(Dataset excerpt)
>>>

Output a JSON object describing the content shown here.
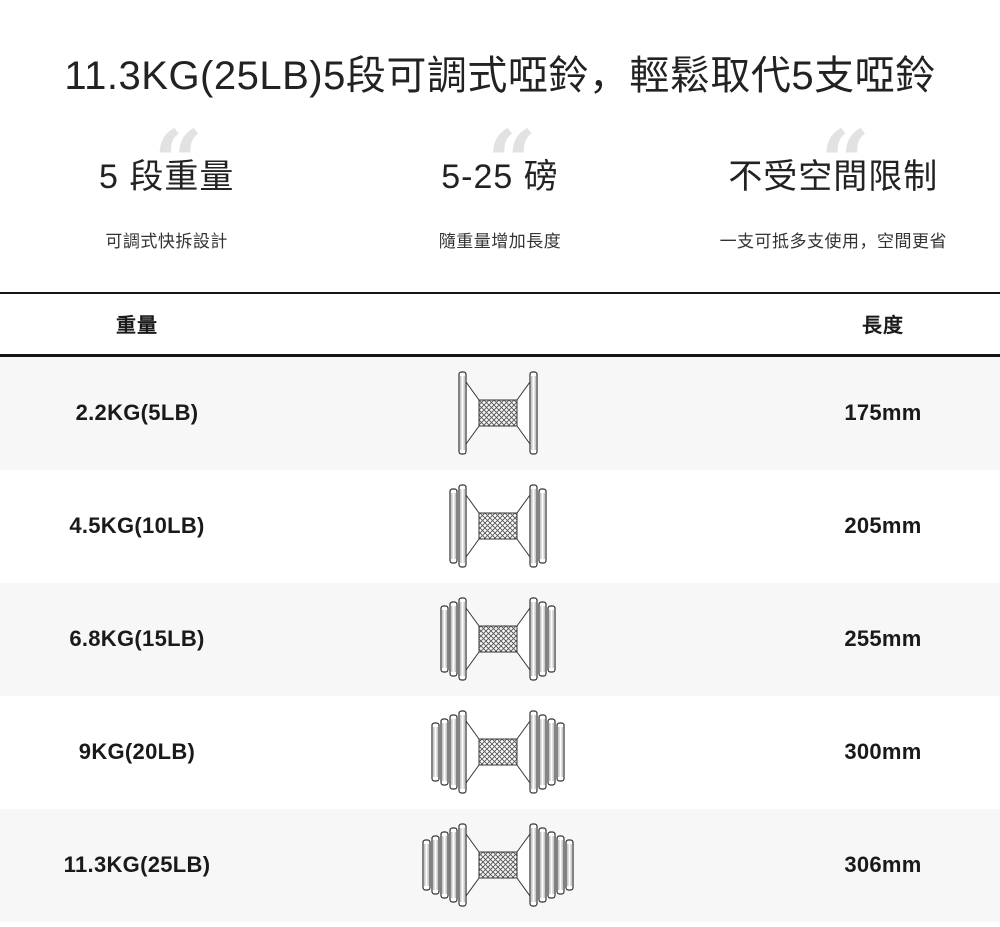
{
  "page": {
    "title": "11.3KG(25LB)5段可調式啞鈴，輕鬆取代5支啞鈴"
  },
  "decorations": {
    "quote_glyph": "“",
    "quote_color": "#e2e2e2"
  },
  "colors": {
    "text_dark": "#222222",
    "table_text": "#1a1a1a",
    "row_alt_bg": "#f7f7f7",
    "rule_color": "#151515",
    "icon_stroke": "#333333"
  },
  "features": [
    {
      "title": "5 段重量",
      "subtitle": "可調式快拆設計"
    },
    {
      "title": "5-25 磅",
      "subtitle": "隨重量增加長度"
    },
    {
      "title": "不受空間限制",
      "subtitle": "一支可抵多支使用，空間更省"
    }
  ],
  "table": {
    "headers": {
      "weight": "重量",
      "length": "長度"
    },
    "rows": [
      {
        "weight": "2.2KG(5LB)",
        "length": "175mm",
        "icon": "dumbbell-1-plate-icon",
        "plates_per_side": 1
      },
      {
        "weight": "4.5KG(10LB)",
        "length": "205mm",
        "icon": "dumbbell-2-plates-icon",
        "plates_per_side": 2
      },
      {
        "weight": "6.8KG(15LB)",
        "length": "255mm",
        "icon": "dumbbell-3-plates-icon",
        "plates_per_side": 3
      },
      {
        "weight": "9KG(20LB)",
        "length": "300mm",
        "icon": "dumbbell-4-plates-icon",
        "plates_per_side": 4
      },
      {
        "weight": "11.3KG(25LB)",
        "length": "306mm",
        "icon": "dumbbell-5-plates-icon",
        "plates_per_side": 5
      }
    ]
  }
}
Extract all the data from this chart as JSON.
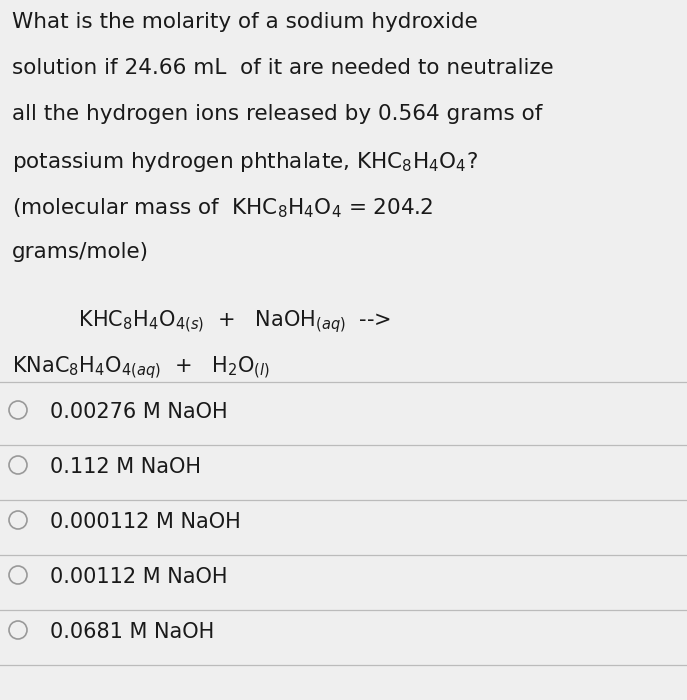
{
  "background_color": "#efefef",
  "question_lines": [
    "What is the molarity of a sodium hydroxide",
    "solution if 24.66 mL  of it are needed to neutralize",
    "all the hydrogen ions released by 0.564 grams of",
    "potassium hydrogen phthalate, KHC$_8$H$_4$O$_4$?",
    "(molecular mass of  KHC$_8$H$_4$O$_4$ = 204.2",
    "grams/mole)"
  ],
  "equation_line1": "    KHC$_8$H$_4$O$_{4(s)}$  +   NaOH$_{(aq)}$  -->",
  "equation_line2": "KNaC$_8$H$_4$O$_{4(aq)}$  +   H$_2$O$_{(l)}$",
  "choices": [
    "0.00276 M NaOH",
    "0.112 M NaOH",
    "0.000112 M NaOH",
    "0.00112 M NaOH",
    "0.0681 M NaOH"
  ],
  "text_color": "#1a1a1a",
  "line_color": "#bbbbbb",
  "font_size_question": 15.5,
  "font_size_equation": 15.0,
  "font_size_choices": 15.0,
  "circle_color": "#999999",
  "fig_width": 6.87,
  "fig_height": 7.0,
  "dpi": 100
}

<<<

__TASK REQUIREMENTS__. Take the line containing "Extract all the data from this chart as JSON." and every line after it up to the end of the entries, and quote them exactly. Both ends count; the pictures do not.

__COMPLETE OUTPUT__.
Extract all the data from this chart as JSON.
{
  "background_color": "#efefef",
  "question_lines": [
    "What is the molarity of a sodium hydroxide",
    "solution if 24.66 mL  of it are needed to neutralize",
    "all the hydrogen ions released by 0.564 grams of",
    "potassium hydrogen phthalate, KHC$_8$H$_4$O$_4$?",
    "(molecular mass of  KHC$_8$H$_4$O$_4$ = 204.2",
    "grams/mole)"
  ],
  "equation_line1": "    KHC$_8$H$_4$O$_{4(s)}$  +   NaOH$_{(aq)}$  -->",
  "equation_line2": "KNaC$_8$H$_4$O$_{4(aq)}$  +   H$_2$O$_{(l)}$",
  "choices": [
    "0.00276 M NaOH",
    "0.112 M NaOH",
    "0.000112 M NaOH",
    "0.00112 M NaOH",
    "0.0681 M NaOH"
  ],
  "text_color": "#1a1a1a",
  "line_color": "#bbbbbb",
  "font_size_question": 15.5,
  "font_size_equation": 15.0,
  "font_size_choices": 15.0,
  "circle_color": "#999999",
  "fig_width": 6.87,
  "fig_height": 7.0,
  "dpi": 100
}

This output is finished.